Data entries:
-*-*-
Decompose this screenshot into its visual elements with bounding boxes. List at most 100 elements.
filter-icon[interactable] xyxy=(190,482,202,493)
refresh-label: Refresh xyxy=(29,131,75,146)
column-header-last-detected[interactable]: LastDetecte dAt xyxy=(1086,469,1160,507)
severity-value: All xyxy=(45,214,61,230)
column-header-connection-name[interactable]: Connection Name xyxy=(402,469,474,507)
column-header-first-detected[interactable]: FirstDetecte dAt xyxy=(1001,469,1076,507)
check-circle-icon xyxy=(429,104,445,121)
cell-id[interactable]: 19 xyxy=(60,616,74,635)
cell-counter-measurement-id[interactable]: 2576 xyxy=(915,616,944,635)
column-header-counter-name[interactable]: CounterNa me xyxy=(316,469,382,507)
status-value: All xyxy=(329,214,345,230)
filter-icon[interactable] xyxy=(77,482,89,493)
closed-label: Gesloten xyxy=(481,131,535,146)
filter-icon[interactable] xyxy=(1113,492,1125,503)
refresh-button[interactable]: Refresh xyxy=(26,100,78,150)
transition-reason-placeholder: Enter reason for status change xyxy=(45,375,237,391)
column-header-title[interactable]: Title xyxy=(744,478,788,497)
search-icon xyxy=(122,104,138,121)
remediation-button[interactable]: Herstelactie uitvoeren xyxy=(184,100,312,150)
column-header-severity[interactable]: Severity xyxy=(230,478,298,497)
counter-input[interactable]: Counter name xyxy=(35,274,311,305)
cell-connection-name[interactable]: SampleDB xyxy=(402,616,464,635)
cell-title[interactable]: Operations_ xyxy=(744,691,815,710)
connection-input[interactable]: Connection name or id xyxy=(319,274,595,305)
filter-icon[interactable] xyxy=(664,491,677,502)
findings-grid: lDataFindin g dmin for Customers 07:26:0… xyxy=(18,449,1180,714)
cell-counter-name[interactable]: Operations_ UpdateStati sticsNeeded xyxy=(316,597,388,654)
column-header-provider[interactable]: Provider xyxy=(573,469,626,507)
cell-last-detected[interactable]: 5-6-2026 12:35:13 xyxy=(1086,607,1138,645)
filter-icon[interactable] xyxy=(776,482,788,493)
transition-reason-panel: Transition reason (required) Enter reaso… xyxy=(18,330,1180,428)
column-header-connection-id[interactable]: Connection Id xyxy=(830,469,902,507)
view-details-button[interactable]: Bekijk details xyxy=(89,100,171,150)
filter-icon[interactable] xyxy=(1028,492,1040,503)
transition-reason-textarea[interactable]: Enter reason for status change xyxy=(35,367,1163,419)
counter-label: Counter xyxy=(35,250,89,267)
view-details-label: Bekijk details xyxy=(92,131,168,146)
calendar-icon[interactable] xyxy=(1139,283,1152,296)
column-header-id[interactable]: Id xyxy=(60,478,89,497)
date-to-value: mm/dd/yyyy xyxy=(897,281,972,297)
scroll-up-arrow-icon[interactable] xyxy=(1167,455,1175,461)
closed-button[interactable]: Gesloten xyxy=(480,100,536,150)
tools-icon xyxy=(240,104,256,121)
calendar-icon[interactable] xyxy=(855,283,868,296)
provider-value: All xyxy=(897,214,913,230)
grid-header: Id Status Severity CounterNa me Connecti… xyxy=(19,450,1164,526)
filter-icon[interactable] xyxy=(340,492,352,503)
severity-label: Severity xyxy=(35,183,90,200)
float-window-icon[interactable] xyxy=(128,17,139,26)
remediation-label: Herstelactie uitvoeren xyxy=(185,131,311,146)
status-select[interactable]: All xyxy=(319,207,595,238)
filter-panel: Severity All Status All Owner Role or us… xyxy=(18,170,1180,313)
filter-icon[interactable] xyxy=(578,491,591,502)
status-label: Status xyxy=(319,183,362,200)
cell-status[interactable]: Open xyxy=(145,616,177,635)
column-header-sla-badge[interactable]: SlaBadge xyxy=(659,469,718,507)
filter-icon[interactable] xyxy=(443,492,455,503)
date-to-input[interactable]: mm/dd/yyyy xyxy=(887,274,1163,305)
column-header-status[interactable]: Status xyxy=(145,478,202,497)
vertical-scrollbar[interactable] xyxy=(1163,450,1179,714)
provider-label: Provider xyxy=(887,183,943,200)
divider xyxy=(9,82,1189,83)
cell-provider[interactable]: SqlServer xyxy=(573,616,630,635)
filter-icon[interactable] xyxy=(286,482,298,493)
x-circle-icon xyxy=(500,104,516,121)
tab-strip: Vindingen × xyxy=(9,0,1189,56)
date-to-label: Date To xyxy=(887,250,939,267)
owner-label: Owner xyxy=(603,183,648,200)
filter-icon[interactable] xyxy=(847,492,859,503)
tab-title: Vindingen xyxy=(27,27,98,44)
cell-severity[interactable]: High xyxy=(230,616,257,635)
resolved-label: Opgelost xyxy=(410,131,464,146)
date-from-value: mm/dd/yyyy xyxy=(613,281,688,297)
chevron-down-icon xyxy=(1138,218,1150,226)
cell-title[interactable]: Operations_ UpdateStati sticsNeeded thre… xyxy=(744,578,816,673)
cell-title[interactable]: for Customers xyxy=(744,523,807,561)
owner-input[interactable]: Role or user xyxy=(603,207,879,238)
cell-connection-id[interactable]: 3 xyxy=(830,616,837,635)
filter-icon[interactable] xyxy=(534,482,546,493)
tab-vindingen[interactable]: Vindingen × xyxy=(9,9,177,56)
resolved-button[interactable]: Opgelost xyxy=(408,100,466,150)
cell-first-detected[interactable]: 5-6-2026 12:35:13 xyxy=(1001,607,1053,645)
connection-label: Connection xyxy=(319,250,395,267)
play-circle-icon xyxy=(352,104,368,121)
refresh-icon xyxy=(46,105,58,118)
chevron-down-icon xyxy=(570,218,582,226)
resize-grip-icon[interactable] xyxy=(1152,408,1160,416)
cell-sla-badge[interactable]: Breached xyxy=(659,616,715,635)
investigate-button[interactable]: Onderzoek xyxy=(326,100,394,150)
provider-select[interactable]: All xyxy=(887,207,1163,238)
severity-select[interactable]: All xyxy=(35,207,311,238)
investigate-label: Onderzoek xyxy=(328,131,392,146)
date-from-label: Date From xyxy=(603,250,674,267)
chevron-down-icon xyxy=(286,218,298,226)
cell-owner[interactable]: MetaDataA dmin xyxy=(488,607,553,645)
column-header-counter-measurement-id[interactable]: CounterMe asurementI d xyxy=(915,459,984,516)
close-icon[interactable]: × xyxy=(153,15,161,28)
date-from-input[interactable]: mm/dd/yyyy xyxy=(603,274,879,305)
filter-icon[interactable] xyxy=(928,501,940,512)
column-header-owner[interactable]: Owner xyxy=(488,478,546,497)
-*-*-
## Instructions for the task
Write out all of the lines above word for word, without changing anything.

## Answer to this exercise
Decompose this screenshot into its visual elements with bounding boxes. List at most 100 elements.
filter-icon[interactable] xyxy=(190,482,202,493)
refresh-label: Refresh xyxy=(29,131,75,146)
column-header-last-detected[interactable]: LastDetecte dAt xyxy=(1086,469,1160,507)
severity-value: All xyxy=(45,214,61,230)
column-header-connection-name[interactable]: Connection Name xyxy=(402,469,474,507)
column-header-first-detected[interactable]: FirstDetecte dAt xyxy=(1001,469,1076,507)
check-circle-icon xyxy=(429,104,445,121)
cell-id[interactable]: 19 xyxy=(60,616,74,635)
cell-counter-measurement-id[interactable]: 2576 xyxy=(915,616,944,635)
column-header-counter-name[interactable]: CounterNa me xyxy=(316,469,382,507)
status-value: All xyxy=(329,214,345,230)
filter-icon[interactable] xyxy=(77,482,89,493)
closed-label: Gesloten xyxy=(481,131,535,146)
filter-icon[interactable] xyxy=(1113,492,1125,503)
refresh-button[interactable]: Refresh xyxy=(26,100,78,150)
transition-reason-placeholder: Enter reason for status change xyxy=(45,375,237,391)
column-header-title[interactable]: Title xyxy=(744,478,788,497)
search-icon xyxy=(122,104,138,121)
remediation-button[interactable]: Herstelactie uitvoeren xyxy=(184,100,312,150)
column-header-severity[interactable]: Severity xyxy=(230,478,298,497)
counter-input[interactable]: Counter name xyxy=(35,274,311,305)
cell-connection-name[interactable]: SampleDB xyxy=(402,616,464,635)
cell-title[interactable]: Operations_ xyxy=(744,691,815,710)
connection-input[interactable]: Connection name or id xyxy=(319,274,595,305)
filter-icon[interactable] xyxy=(664,491,677,502)
findings-grid: lDataFindin g dmin for Customers 07:26:0… xyxy=(18,449,1180,714)
cell-counter-name[interactable]: Operations_ UpdateStati sticsNeeded xyxy=(316,597,388,654)
column-header-provider[interactable]: Provider xyxy=(573,469,626,507)
cell-last-detected[interactable]: 5-6-2026 12:35:13 xyxy=(1086,607,1138,645)
filter-icon[interactable] xyxy=(776,482,788,493)
transition-reason-panel: Transition reason (required) Enter reaso… xyxy=(18,330,1180,428)
column-header-connection-id[interactable]: Connection Id xyxy=(830,469,902,507)
view-details-button[interactable]: Bekijk details xyxy=(89,100,171,150)
filter-icon[interactable] xyxy=(1028,492,1040,503)
transition-reason-textarea[interactable]: Enter reason for status change xyxy=(35,367,1163,419)
counter-label: Counter xyxy=(35,250,89,267)
view-details-label: Bekijk details xyxy=(92,131,168,146)
calendar-icon[interactable] xyxy=(1139,283,1152,296)
column-header-id[interactable]: Id xyxy=(60,478,89,497)
date-to-value: mm/dd/yyyy xyxy=(897,281,972,297)
scroll-up-arrow-icon[interactable] xyxy=(1167,455,1175,461)
closed-button[interactable]: Gesloten xyxy=(480,100,536,150)
tools-icon xyxy=(240,104,256,121)
calendar-icon[interactable] xyxy=(855,283,868,296)
provider-value: All xyxy=(897,214,913,230)
grid-header: Id Status Severity CounterNa me Connecti… xyxy=(19,450,1164,526)
filter-icon[interactable] xyxy=(340,492,352,503)
severity-label: Severity xyxy=(35,183,90,200)
float-window-icon[interactable] xyxy=(128,17,139,26)
remediation-label: Herstelactie uitvoeren xyxy=(185,131,311,146)
status-select[interactable]: All xyxy=(319,207,595,238)
filter-panel: Severity All Status All Owner Role or us… xyxy=(18,170,1180,313)
filter-icon[interactable] xyxy=(578,491,591,502)
status-label: Status xyxy=(319,183,362,200)
cell-status[interactable]: Open xyxy=(145,616,177,635)
column-header-sla-badge[interactable]: SlaBadge xyxy=(659,469,718,507)
filter-icon[interactable] xyxy=(443,492,455,503)
date-to-input[interactable]: mm/dd/yyyy xyxy=(887,274,1163,305)
column-header-status[interactable]: Status xyxy=(145,478,202,497)
vertical-scrollbar[interactable] xyxy=(1163,450,1179,714)
provider-label: Provider xyxy=(887,183,943,200)
divider xyxy=(9,82,1189,83)
cell-provider[interactable]: SqlServer xyxy=(573,616,630,635)
filter-icon[interactable] xyxy=(286,482,298,493)
x-circle-icon xyxy=(500,104,516,121)
tab-strip: Vindingen × xyxy=(9,0,1189,56)
date-to-label: Date To xyxy=(887,250,939,267)
owner-label: Owner xyxy=(603,183,648,200)
filter-icon[interactable] xyxy=(847,492,859,503)
tab-title: Vindingen xyxy=(27,27,98,44)
cell-severity[interactable]: High xyxy=(230,616,257,635)
resolved-label: Opgelost xyxy=(410,131,464,146)
date-from-value: mm/dd/yyyy xyxy=(613,281,688,297)
chevron-down-icon xyxy=(1138,218,1150,226)
cell-title[interactable]: Operations_ UpdateStati sticsNeeded thre… xyxy=(744,578,816,673)
cell-title[interactable]: for Customers xyxy=(744,523,807,561)
owner-input[interactable]: Role or user xyxy=(603,207,879,238)
cell-connection-id[interactable]: 3 xyxy=(830,616,837,635)
filter-icon[interactable] xyxy=(534,482,546,493)
tab-vindingen[interactable]: Vindingen × xyxy=(9,9,177,56)
resolved-button[interactable]: Opgelost xyxy=(408,100,466,150)
cell-first-detected[interactable]: 5-6-2026 12:35:13 xyxy=(1001,607,1053,645)
connection-label: Connection xyxy=(319,250,395,267)
play-circle-icon xyxy=(352,104,368,121)
refresh-icon xyxy=(46,105,58,118)
chevron-down-icon xyxy=(570,218,582,226)
resize-grip-icon[interactable] xyxy=(1152,408,1160,416)
cell-sla-badge[interactable]: Breached xyxy=(659,616,715,635)
investigate-button[interactable]: Onderzoek xyxy=(326,100,394,150)
provider-select[interactable]: All xyxy=(887,207,1163,238)
severity-select[interactable]: All xyxy=(35,207,311,238)
investigate-label: Onderzoek xyxy=(328,131,392,146)
date-from-label: Date From xyxy=(603,250,674,267)
chevron-down-icon xyxy=(286,218,298,226)
cell-owner[interactable]: MetaDataA dmin xyxy=(488,607,553,645)
column-header-counter-measurement-id[interactable]: CounterMe asurementI d xyxy=(915,459,984,516)
close-icon[interactable]: × xyxy=(153,15,161,28)
date-from-input[interactable]: mm/dd/yyyy xyxy=(603,274,879,305)
filter-icon[interactable] xyxy=(928,501,940,512)
column-header-owner[interactable]: Owner xyxy=(488,478,546,497)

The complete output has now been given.